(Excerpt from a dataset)
_ _ _ _ _ _ _
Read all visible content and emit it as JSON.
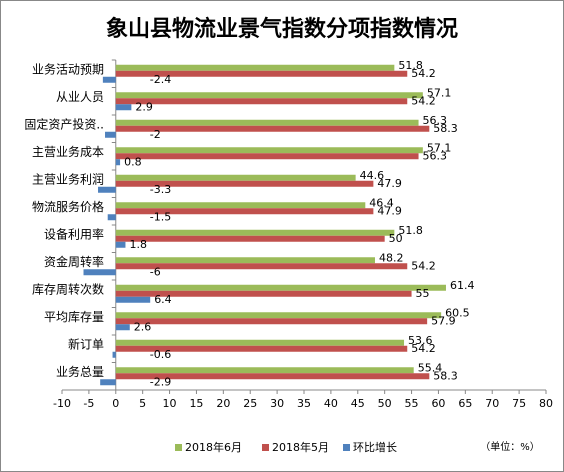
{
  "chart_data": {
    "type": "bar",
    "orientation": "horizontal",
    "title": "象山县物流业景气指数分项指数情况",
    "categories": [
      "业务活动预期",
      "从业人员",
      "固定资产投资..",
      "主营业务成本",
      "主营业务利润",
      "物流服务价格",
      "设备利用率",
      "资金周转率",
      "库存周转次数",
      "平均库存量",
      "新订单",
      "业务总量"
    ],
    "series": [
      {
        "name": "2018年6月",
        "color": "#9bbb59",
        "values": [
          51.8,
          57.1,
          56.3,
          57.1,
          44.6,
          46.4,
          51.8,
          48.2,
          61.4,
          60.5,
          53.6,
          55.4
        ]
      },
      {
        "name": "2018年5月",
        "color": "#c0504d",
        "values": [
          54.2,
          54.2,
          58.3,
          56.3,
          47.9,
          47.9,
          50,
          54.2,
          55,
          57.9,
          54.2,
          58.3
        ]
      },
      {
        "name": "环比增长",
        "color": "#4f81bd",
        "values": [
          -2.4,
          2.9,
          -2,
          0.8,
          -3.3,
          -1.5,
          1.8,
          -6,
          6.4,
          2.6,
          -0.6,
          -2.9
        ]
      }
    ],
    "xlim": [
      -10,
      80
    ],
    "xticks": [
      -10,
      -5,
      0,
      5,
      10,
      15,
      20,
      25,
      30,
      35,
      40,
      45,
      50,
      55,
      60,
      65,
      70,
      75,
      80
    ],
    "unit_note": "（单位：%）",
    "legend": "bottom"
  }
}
_ _ _ _ _ _ _
- _TASK BRIEF_: Which lines contain "name"? Copy each of them.

- _WORKED SOLUTION_:
        "name": "2018年6月",
        "name": "2018年5月",
        "name": "环比增长",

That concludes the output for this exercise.